- **Exercise task**
Determine how many lines in these records hold "الألوائى". Only the number is wanted.

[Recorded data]
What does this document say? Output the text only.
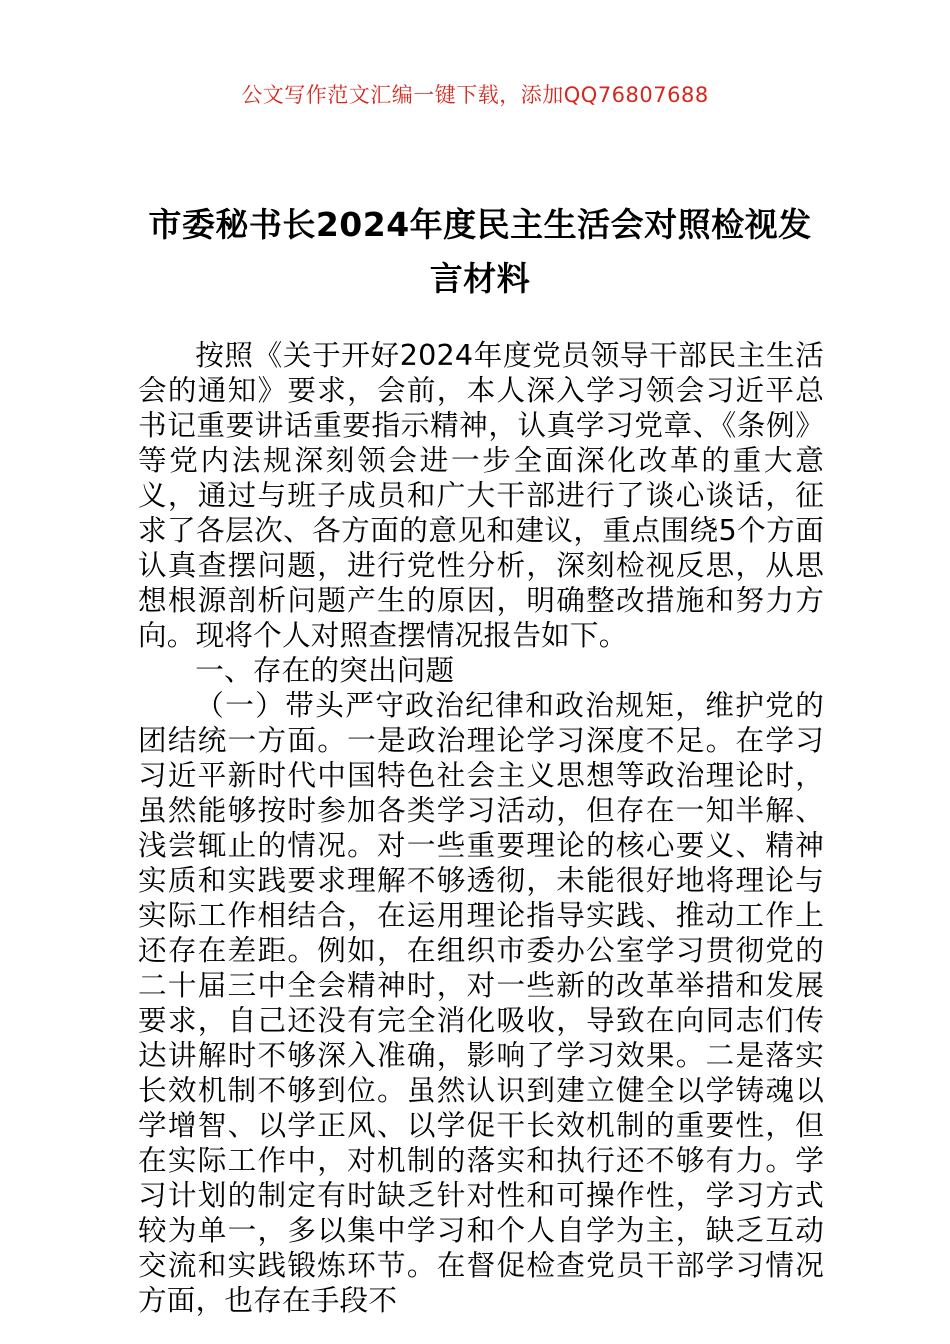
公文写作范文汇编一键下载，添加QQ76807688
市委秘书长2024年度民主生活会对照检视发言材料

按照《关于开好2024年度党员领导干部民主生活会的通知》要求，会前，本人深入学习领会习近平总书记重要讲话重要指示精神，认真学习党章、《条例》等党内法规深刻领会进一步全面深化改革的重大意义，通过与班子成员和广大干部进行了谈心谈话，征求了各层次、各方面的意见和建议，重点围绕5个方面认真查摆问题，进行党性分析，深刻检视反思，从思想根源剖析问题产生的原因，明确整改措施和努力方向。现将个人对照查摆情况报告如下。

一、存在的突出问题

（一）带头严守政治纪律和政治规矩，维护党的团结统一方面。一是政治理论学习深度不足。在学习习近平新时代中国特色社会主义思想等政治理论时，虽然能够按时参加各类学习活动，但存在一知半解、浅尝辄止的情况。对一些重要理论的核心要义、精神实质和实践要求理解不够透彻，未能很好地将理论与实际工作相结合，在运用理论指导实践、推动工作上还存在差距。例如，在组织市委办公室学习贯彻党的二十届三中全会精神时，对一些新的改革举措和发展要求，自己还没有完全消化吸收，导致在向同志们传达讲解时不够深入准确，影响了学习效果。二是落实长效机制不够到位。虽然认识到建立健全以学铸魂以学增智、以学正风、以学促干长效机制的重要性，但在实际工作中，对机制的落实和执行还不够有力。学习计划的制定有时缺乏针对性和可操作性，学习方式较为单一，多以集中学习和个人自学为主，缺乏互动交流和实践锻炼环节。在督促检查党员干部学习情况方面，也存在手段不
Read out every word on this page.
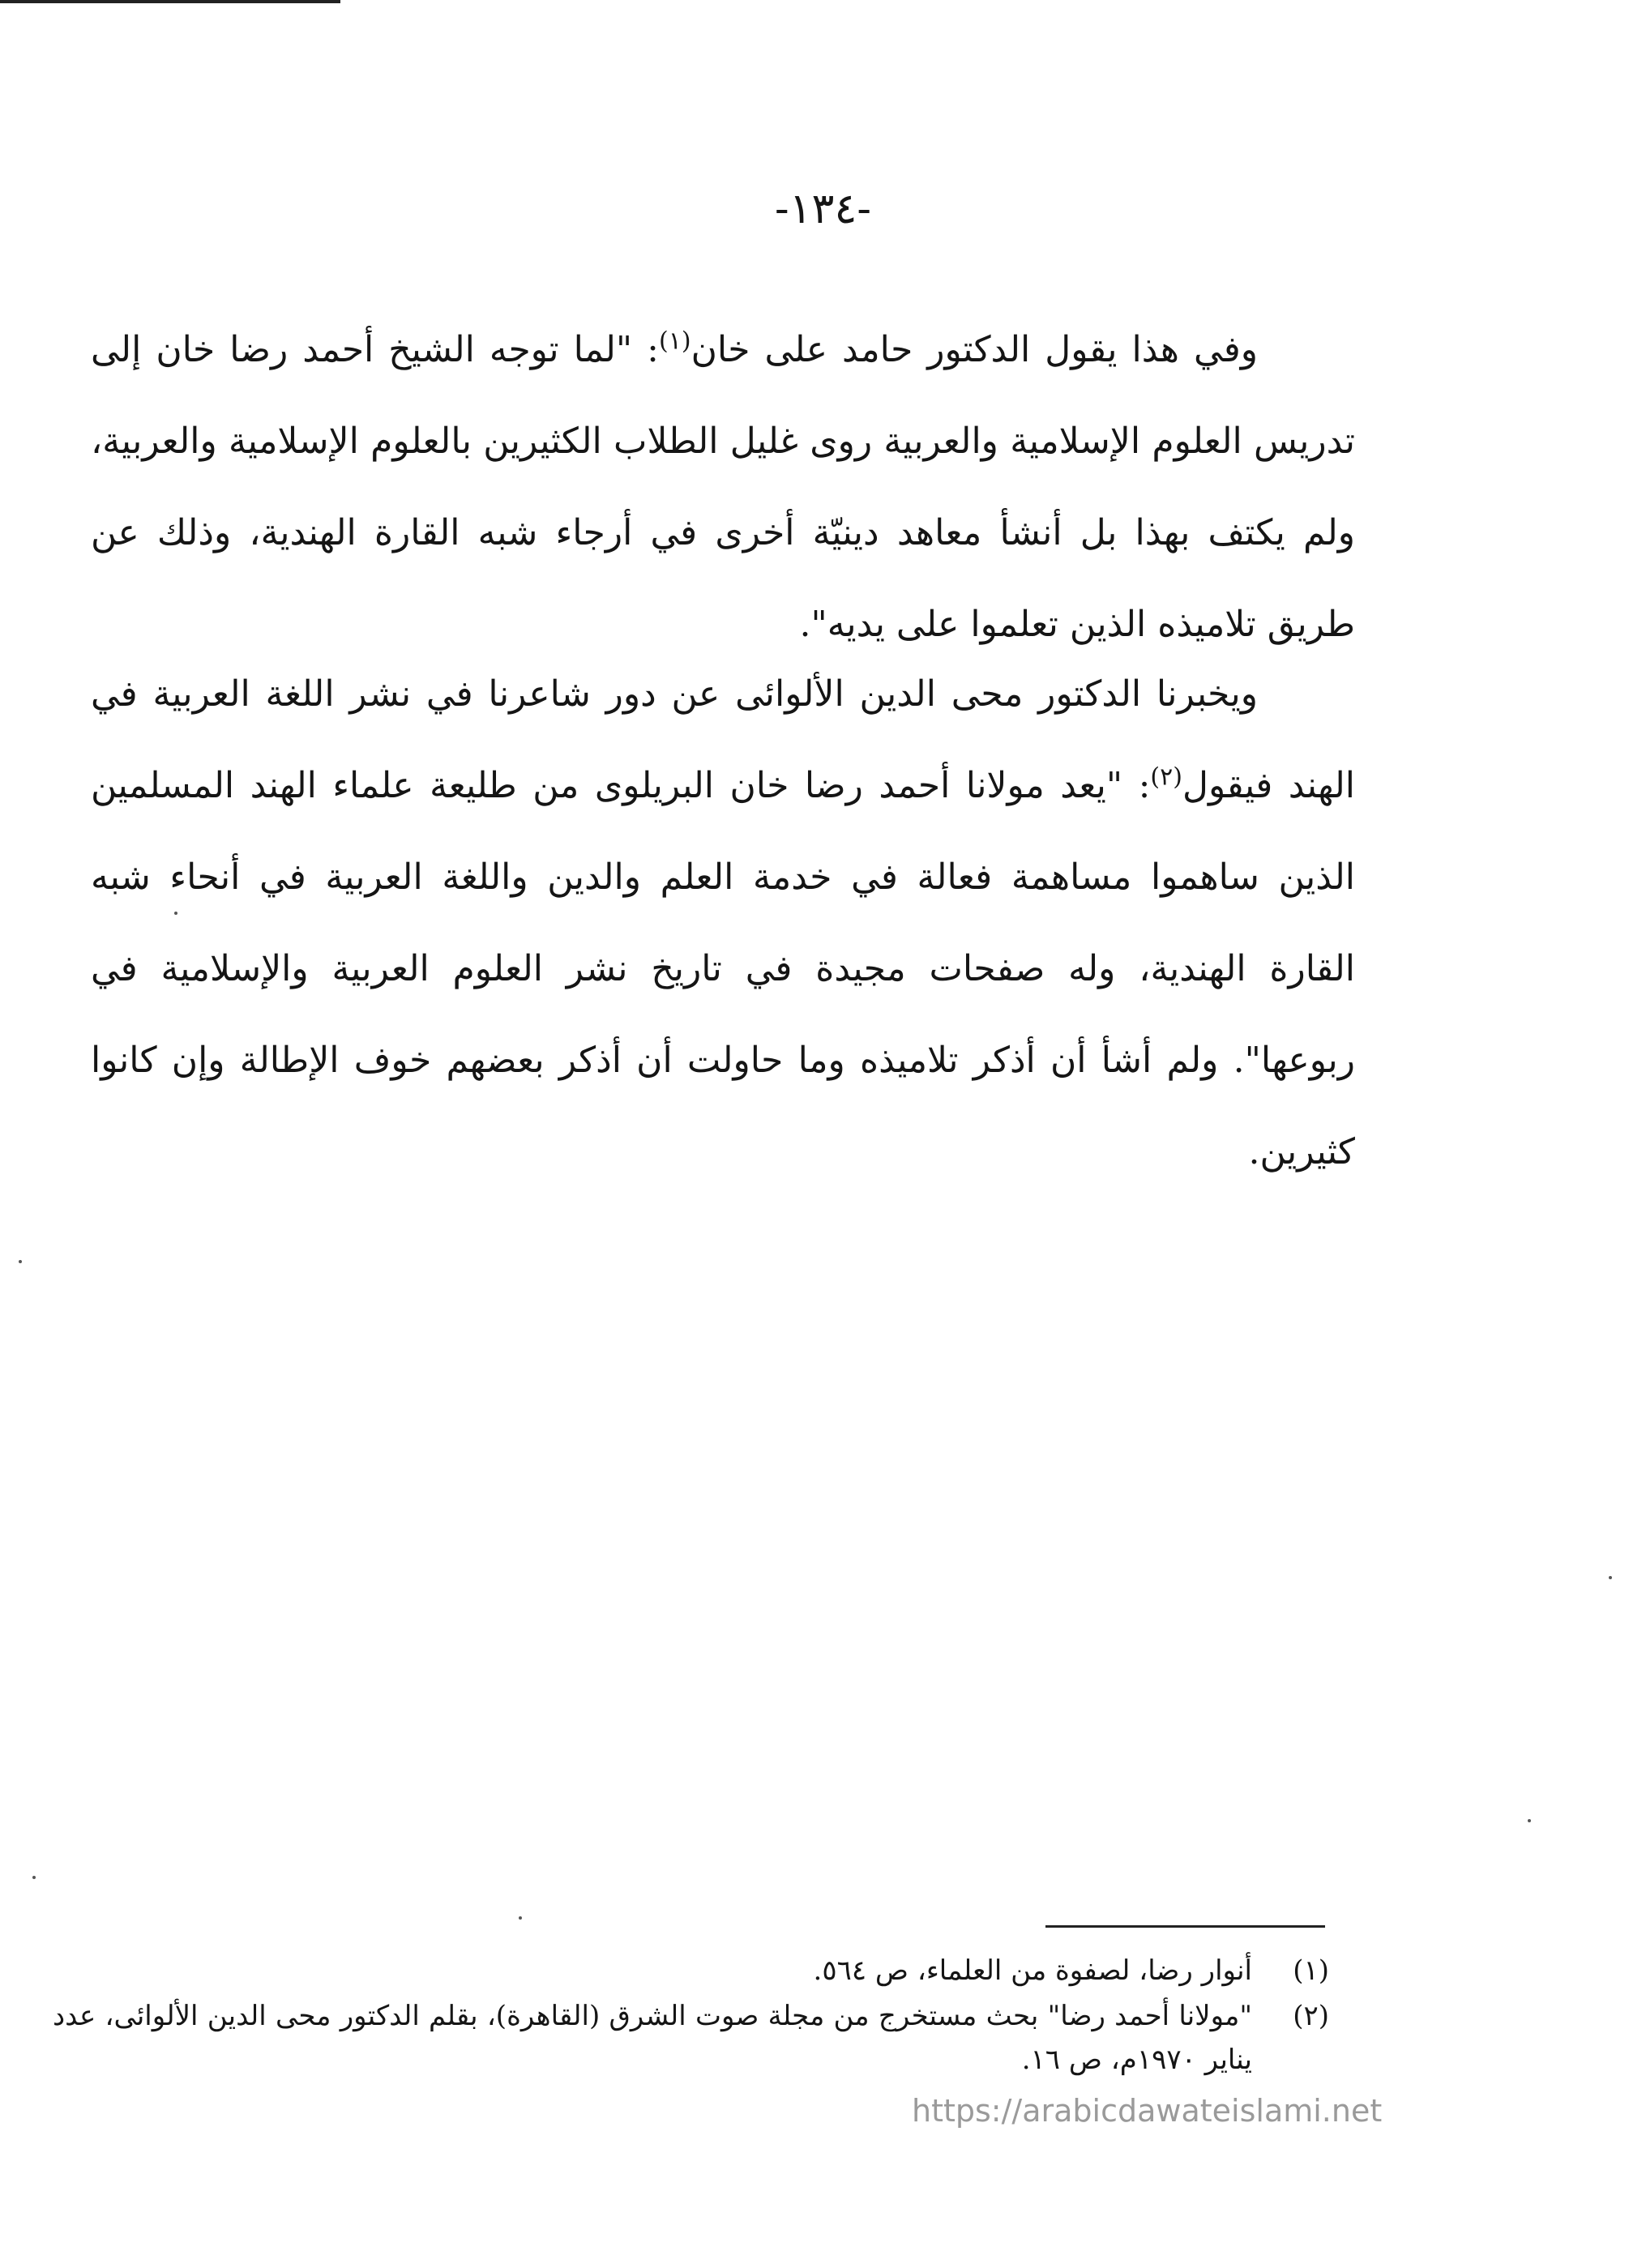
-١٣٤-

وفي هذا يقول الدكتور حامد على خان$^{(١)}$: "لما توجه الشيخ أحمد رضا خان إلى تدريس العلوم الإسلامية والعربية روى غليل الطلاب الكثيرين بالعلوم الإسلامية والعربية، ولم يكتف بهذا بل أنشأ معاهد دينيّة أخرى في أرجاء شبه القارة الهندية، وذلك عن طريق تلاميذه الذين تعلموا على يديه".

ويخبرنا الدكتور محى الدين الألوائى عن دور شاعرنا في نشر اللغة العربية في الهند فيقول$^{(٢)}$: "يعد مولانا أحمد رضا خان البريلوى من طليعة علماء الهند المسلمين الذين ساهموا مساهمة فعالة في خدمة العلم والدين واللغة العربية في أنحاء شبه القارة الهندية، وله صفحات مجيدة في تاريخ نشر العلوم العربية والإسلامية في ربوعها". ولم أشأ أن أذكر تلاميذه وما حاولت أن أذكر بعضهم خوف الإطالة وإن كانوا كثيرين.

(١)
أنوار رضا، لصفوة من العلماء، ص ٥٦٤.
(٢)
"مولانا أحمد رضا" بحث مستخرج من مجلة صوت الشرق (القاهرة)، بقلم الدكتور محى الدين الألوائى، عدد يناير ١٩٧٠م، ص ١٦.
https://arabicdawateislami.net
--
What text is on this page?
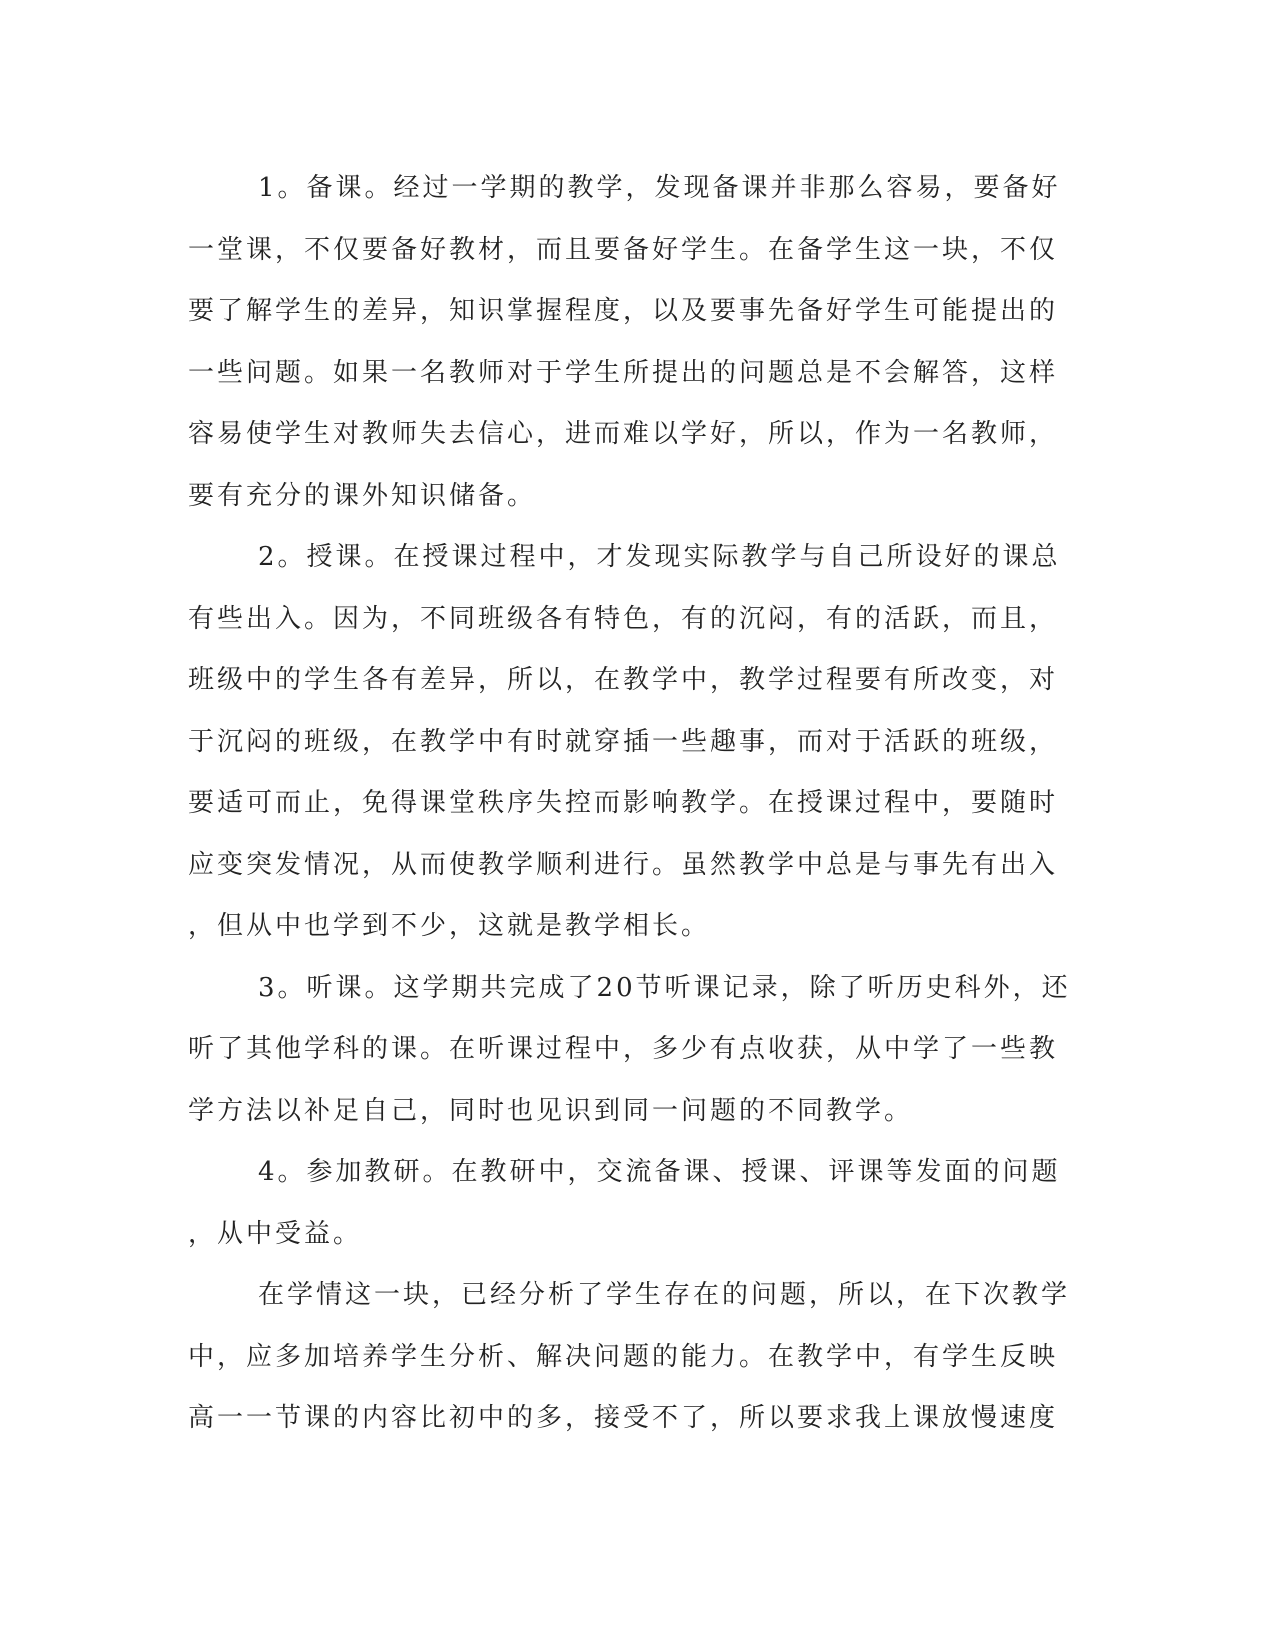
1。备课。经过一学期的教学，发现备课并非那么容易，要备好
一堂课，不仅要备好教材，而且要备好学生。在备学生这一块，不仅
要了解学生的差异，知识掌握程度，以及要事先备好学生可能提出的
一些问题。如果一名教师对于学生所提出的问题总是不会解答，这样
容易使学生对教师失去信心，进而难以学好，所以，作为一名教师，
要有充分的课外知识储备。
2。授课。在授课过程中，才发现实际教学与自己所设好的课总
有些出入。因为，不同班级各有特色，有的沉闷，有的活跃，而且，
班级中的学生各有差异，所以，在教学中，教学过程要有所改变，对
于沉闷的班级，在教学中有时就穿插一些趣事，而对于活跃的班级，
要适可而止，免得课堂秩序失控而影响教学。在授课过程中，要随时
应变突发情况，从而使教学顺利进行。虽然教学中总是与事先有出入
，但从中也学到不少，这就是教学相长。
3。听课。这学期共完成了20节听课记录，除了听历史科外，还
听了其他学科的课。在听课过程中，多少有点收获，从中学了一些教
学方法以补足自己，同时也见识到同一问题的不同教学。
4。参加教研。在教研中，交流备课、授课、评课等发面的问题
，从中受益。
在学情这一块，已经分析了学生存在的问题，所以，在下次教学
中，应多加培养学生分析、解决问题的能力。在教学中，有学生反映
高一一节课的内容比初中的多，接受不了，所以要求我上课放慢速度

- **Expected answer**
2